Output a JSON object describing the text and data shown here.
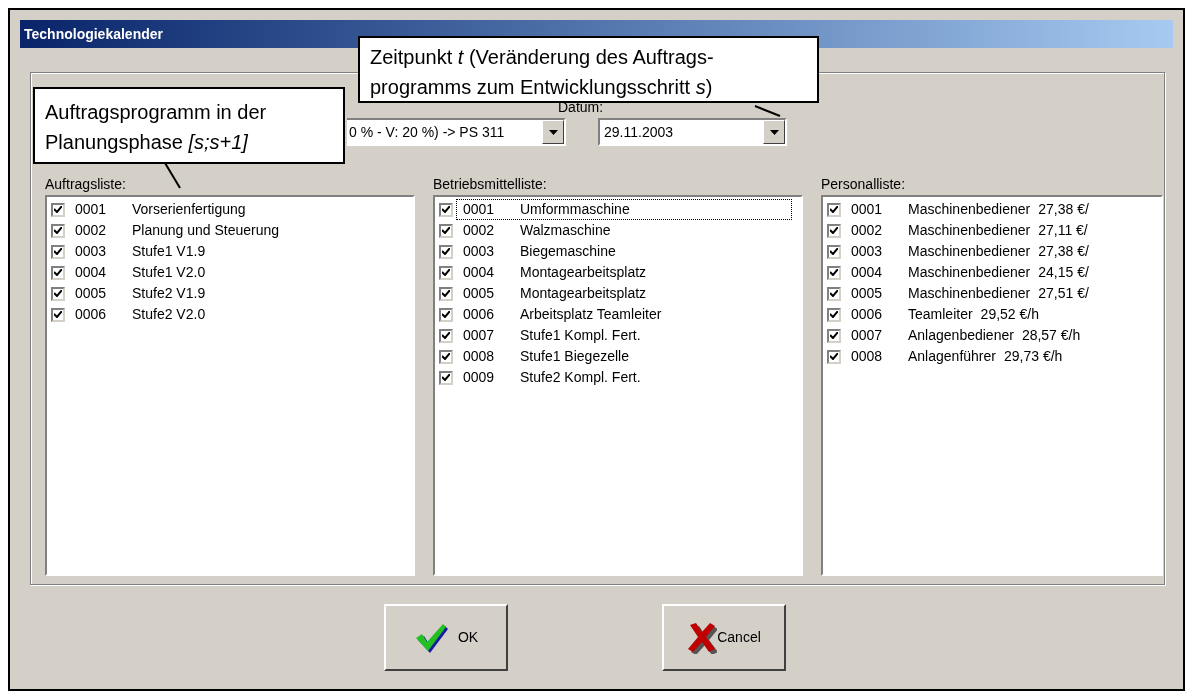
{
  "window": {
    "title": "Technologiekalender"
  },
  "program_select": {
    "value": "0 % - V: 20 %) -> PS 311"
  },
  "date_label": "Datum:",
  "date_select": {
    "value": "29.11.2003"
  },
  "lists": [
    {
      "label": "Auftragsliste:",
      "items": [
        {
          "checked": true,
          "focused": false,
          "code": "0001",
          "name": "Vorserienfertigung"
        },
        {
          "checked": true,
          "focused": false,
          "code": "0002",
          "name": "Planung und Steuerung"
        },
        {
          "checked": true,
          "focused": false,
          "code": "0003",
          "name": "Stufe1 V1.9"
        },
        {
          "checked": true,
          "focused": false,
          "code": "0004",
          "name": "Stufe1 V2.0"
        },
        {
          "checked": true,
          "focused": false,
          "code": "0005",
          "name": "Stufe2 V1.9"
        },
        {
          "checked": true,
          "focused": false,
          "code": "0006",
          "name": "Stufe2 V2.0"
        }
      ]
    },
    {
      "label": "Betriebsmittelliste:",
      "items": [
        {
          "checked": true,
          "focused": true,
          "code": "0001",
          "name": "Umformmaschine"
        },
        {
          "checked": true,
          "focused": false,
          "code": "0002",
          "name": "Walzmaschine"
        },
        {
          "checked": true,
          "focused": false,
          "code": "0003",
          "name": "Biegemaschine"
        },
        {
          "checked": true,
          "focused": false,
          "code": "0004",
          "name": "Montagearbeitsplatz"
        },
        {
          "checked": true,
          "focused": false,
          "code": "0005",
          "name": "Montagearbeitsplatz"
        },
        {
          "checked": true,
          "focused": false,
          "code": "0006",
          "name": "Arbeitsplatz Teamleiter"
        },
        {
          "checked": true,
          "focused": false,
          "code": "0007",
          "name": "Stufe1 Kompl. Fert."
        },
        {
          "checked": true,
          "focused": false,
          "code": "0008",
          "name": "Stufe1 Biegezelle"
        },
        {
          "checked": true,
          "focused": false,
          "code": "0009",
          "name": "Stufe2 Kompl. Fert."
        }
      ]
    },
    {
      "label": "Personalliste:",
      "items": [
        {
          "checked": true,
          "focused": false,
          "code": "0001",
          "name": "Maschinenbediener",
          "rate": "27,38 €/"
        },
        {
          "checked": true,
          "focused": false,
          "code": "0002",
          "name": "Maschinenbediener",
          "rate": "27,11 €/"
        },
        {
          "checked": true,
          "focused": false,
          "code": "0003",
          "name": "Maschinenbediener",
          "rate": "27,38 €/"
        },
        {
          "checked": true,
          "focused": false,
          "code": "0004",
          "name": "Maschinenbediener",
          "rate": "24,15 €/"
        },
        {
          "checked": true,
          "focused": false,
          "code": "0005",
          "name": "Maschinenbediener",
          "rate": "27,51 €/"
        },
        {
          "checked": true,
          "focused": false,
          "code": "0006",
          "name": "Teamleiter",
          "rate": "29,52 €/h"
        },
        {
          "checked": true,
          "focused": false,
          "code": "0007",
          "name": "Anlagenbediener",
          "rate": "28,57 €/h"
        },
        {
          "checked": true,
          "focused": false,
          "code": "0008",
          "name": "Anlagenführer",
          "rate": "29,73 €/h"
        }
      ]
    }
  ],
  "buttons": [
    {
      "kind": "ok",
      "label": "OK"
    },
    {
      "kind": "cancel",
      "label": "Cancel"
    }
  ],
  "callouts": [
    {
      "lines": [
        "Auftragsprogramm in der",
        "Planungsphase *[s;s+1]*"
      ]
    },
    {
      "lines": [
        "Zeitpunkt *t* (Veränderung des Auftrags-",
        "programms zum Entwicklungsschritt *s*)"
      ]
    }
  ]
}
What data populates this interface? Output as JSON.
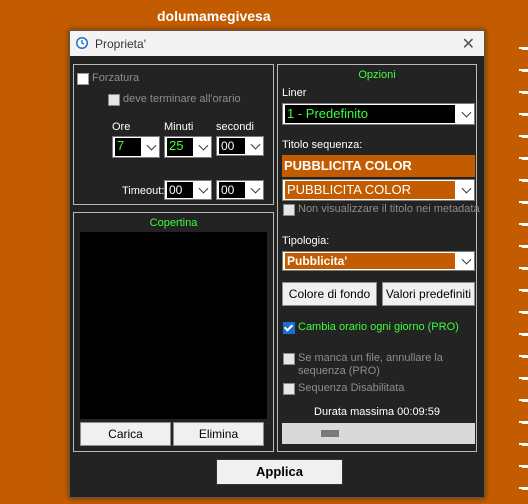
{
  "background": {
    "title": "dolumamegivesa",
    "color": "#c35c00"
  },
  "dialog": {
    "title": "Proprieta'",
    "icon": "clock-icon",
    "close_icon": "close-icon"
  },
  "left": {
    "forzatura_label": "Forzatura",
    "deve_label": "deve terminare all'orario",
    "ore_label": "Ore",
    "minuti_label": "Minuti",
    "secondi_label": "secondi",
    "ore_value": "7",
    "minuti_value": "25",
    "secondi_value": "00",
    "timeout_label": "Timeout:",
    "timeout_min_value": "00",
    "timeout_sec_value": "00"
  },
  "copertina": {
    "title": "Copertina",
    "carica_label": "Carica",
    "elimina_label": "Elimina"
  },
  "opzioni": {
    "title": "Opzioni",
    "liner_label": "Liner",
    "liner_value": "1 - Predefinito",
    "titolo_label": "Titolo sequenza:",
    "titolo_display": "PUBBLICITA COLOR",
    "titolo_select_value": "PUBBLICITA COLOR",
    "non_visualizzare_label": "Non visualizzare il titolo nei metadata",
    "tipologia_label": "Tipologia:",
    "tipologia_value": "Pubblicita'",
    "colore_button": "Colore di fondo",
    "valori_button": "Valori predefiniti",
    "cambia_label": "Cambia orario ogni giorno (PRO)",
    "se_manca_line1": "Se manca un file, annullare la",
    "se_manca_line2": "sequenza (PRO)",
    "sequenza_label": "Sequenza Disabilitata",
    "durata_label": "Durata massima 00:09:59"
  },
  "footer": {
    "applica_label": "Applica"
  },
  "colors": {
    "accent_green": "#3bff3b",
    "orange": "#c35c00",
    "dialog_bg": "#232323"
  }
}
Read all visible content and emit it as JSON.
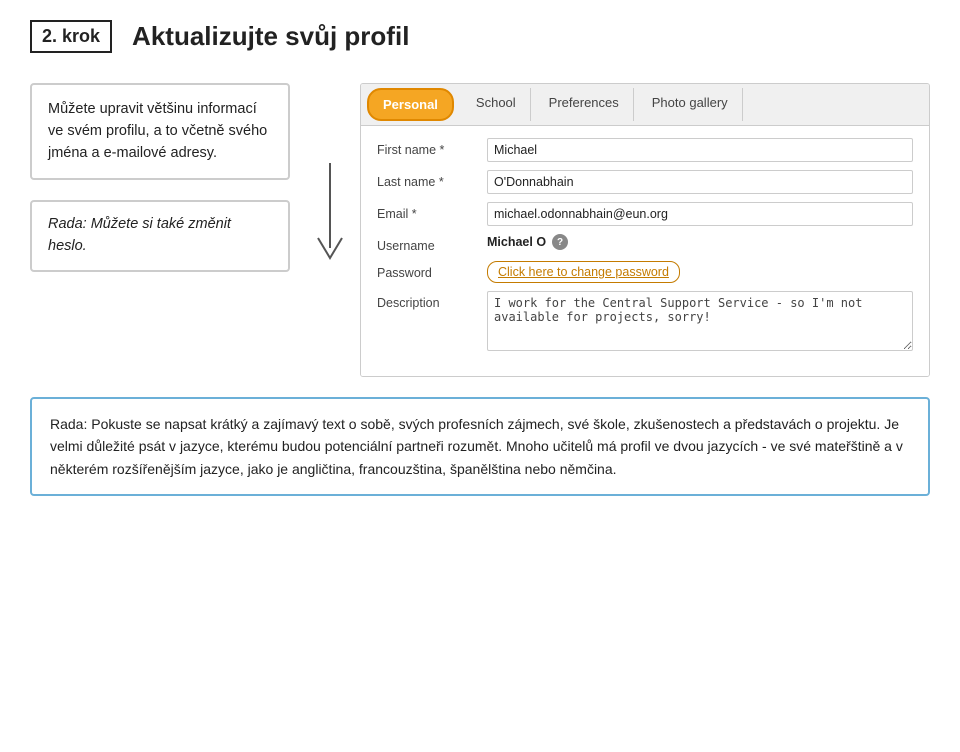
{
  "header": {
    "step_label": "2. krok",
    "title": "Aktualizujte svůj profil"
  },
  "left": {
    "info_text": "Můžete upravit většinu informací ve svém profilu, a to včetně svého jména a e-mailové adresy.",
    "tip_text": "Rada: Můžete si také změnit heslo."
  },
  "tabs": [
    {
      "label": "Personal",
      "active": true
    },
    {
      "label": "School",
      "active": false
    },
    {
      "label": "Preferences",
      "active": false
    },
    {
      "label": "Photo gallery",
      "active": false
    }
  ],
  "form": {
    "fields": [
      {
        "label": "First name *",
        "value": "Michael",
        "type": "input"
      },
      {
        "label": "Last name *",
        "value": "O'Donnabhain",
        "type": "input"
      },
      {
        "label": "Email *",
        "value": "michael.odonnabhain@eun.org",
        "type": "input"
      },
      {
        "label": "Username",
        "value": "Michael O",
        "type": "username"
      },
      {
        "label": "Password",
        "value": "Click here to change password",
        "type": "password-link"
      },
      {
        "label": "Description",
        "value": "I work for the Central Support Service - so I'm not available for projects, sorry!",
        "type": "textarea"
      }
    ]
  },
  "bottom_tip": {
    "text": "Rada: Pokuste se napsat krátký a zajímavý text o sobě, svých profesních zájmech, své škole, zkušenostech a představách o projektu. Je velmi důležité psát v jazyce, kterému budou potenciální partneři rozumět. Mnoho učitelů má profil ve dvou jazycích - ve své mateřštině a  v některém rozšířenějším jazyce, jako je angličtina, francouzština, španělština nebo němčina."
  }
}
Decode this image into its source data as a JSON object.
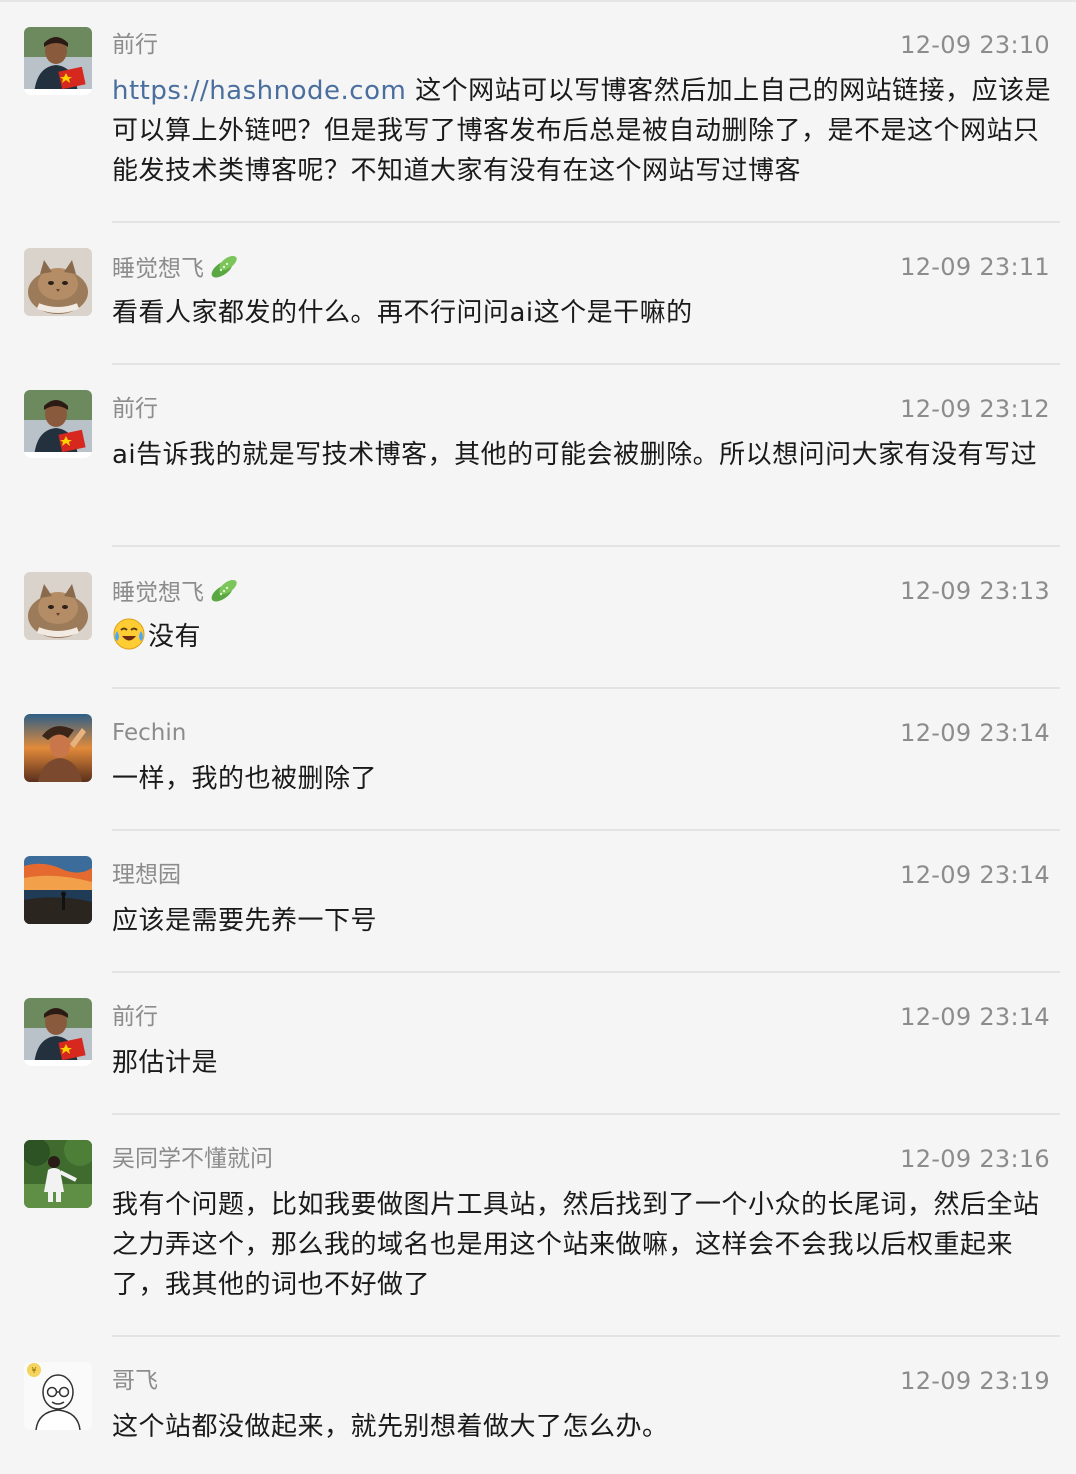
{
  "messages": [
    {
      "sender": "前行",
      "time": "12-09 23:10",
      "avatar": "man-with-flag-avatar",
      "link": "https://hashnode.com",
      "text_after_link": " 这个网站可以写博客然后加上自己的网站链接，应该是可以算上外链吧？但是我写了博客发布后总是被自动删除了，是不是这个网站只能发技术类博客呢？不知道大家有没有在这个网站写过博客"
    },
    {
      "sender": "睡觉想飞",
      "sender_tag_icon": "cucumber-icon",
      "time": "12-09 23:11",
      "avatar": "cat-avatar",
      "text": "看看人家都发的什么。再不行问问ai这个是干嘛的"
    },
    {
      "sender": "前行",
      "time": "12-09 23:12",
      "avatar": "man-with-flag-avatar",
      "text": "ai告诉我的就是写技术博客，其他的可能会被删除。所以想问问大家有没有写过"
    },
    {
      "sender": "睡觉想飞",
      "sender_tag_icon": "cucumber-icon",
      "time": "12-09 23:13",
      "avatar": "cat-avatar",
      "emoji": "crying-laughing-emoji",
      "text": "没有"
    },
    {
      "sender": "Fechin",
      "time": "12-09 23:14",
      "avatar": "sunset-portrait-avatar",
      "text": "一样，我的也被删除了"
    },
    {
      "sender": "理想园",
      "time": "12-09 23:14",
      "avatar": "lake-sunset-avatar",
      "text": "应该是需要先养一下号"
    },
    {
      "sender": "前行",
      "time": "12-09 23:14",
      "avatar": "man-with-flag-avatar",
      "text": "那估计是"
    },
    {
      "sender": "吴同学不懂就问",
      "time": "12-09 23:16",
      "avatar": "person-in-forest-avatar",
      "text": "我有个问题，比如我要做图片工具站，然后找到了一个小众的长尾词，然后全站之力弄这个，那么我的域名也是用这个站来做嘛，这样会不会我以后权重起来了，我其他的词也不好做了"
    },
    {
      "sender": "哥飞",
      "time": "12-09 23:19",
      "avatar": "cartoon-bald-man-avatar",
      "text": "这个站都没做起来，就先别想着做大了怎么办。"
    }
  ]
}
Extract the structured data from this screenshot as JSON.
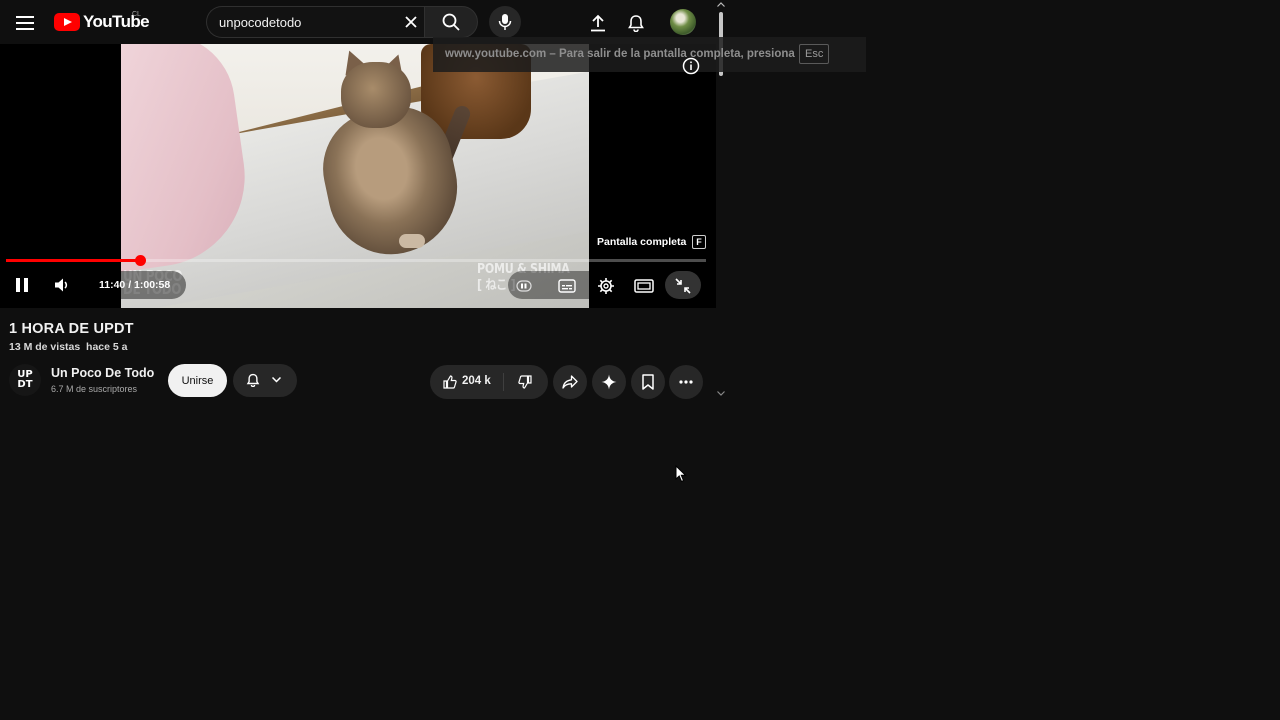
{
  "header": {
    "logo_text": "YouTube",
    "country_code": "CL",
    "search_value": "unpocodetodo"
  },
  "player": {
    "fullscreen_notice": "www.youtube.com – Para salir de la pantalla completa, presiona",
    "fullscreen_notice_key": "Esc",
    "tooltip_label": "Pantalla completa",
    "tooltip_key": "F",
    "current_time": "11:40",
    "duration": "1:00:58",
    "progress_fraction": 0.1914,
    "state": "playing",
    "watermark_left": "UN POCO\nDE TODO",
    "watermark_right": "POMU & SHIMA\n[ ねこ ]"
  },
  "video": {
    "title": "1 HORA DE UPDT",
    "views": "13 M de vistas",
    "age": "hace 5 a"
  },
  "channel": {
    "avatar_text": "UP\nDT",
    "name": "Un Poco De Todo",
    "subscribers": "6.7 M de suscriptores",
    "join_label": "Unirse"
  },
  "actions": {
    "like_count": "204 k"
  },
  "icons": {
    "menu": "menu-icon",
    "search": "search-icon",
    "clear": "close-icon",
    "mic": "mic-icon",
    "upload": "upload-icon",
    "notifications": "bell-icon",
    "pause": "pause-icon",
    "volume": "volume-icon",
    "miniplayer": "miniplayer-icon",
    "subtitles": "subtitles-icon",
    "settings": "gear-icon",
    "theater": "theater-icon",
    "fullscreen_exit": "fullscreen-exit-icon",
    "info": "info-icon",
    "like": "thumbs-up-icon",
    "dislike": "thumbs-down-icon",
    "share": "share-icon",
    "ask": "sparkle-icon",
    "save": "bookmark-icon",
    "more": "more-icon"
  },
  "colors": {
    "background": "#0f0f0f",
    "brand_red": "#ff0000",
    "chip_bg": "#272727"
  }
}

#### [Stated goal]
Tally up the lines holding the word "JSON" in the data above, and answer with that figure only.

#### [Answer for the task]
5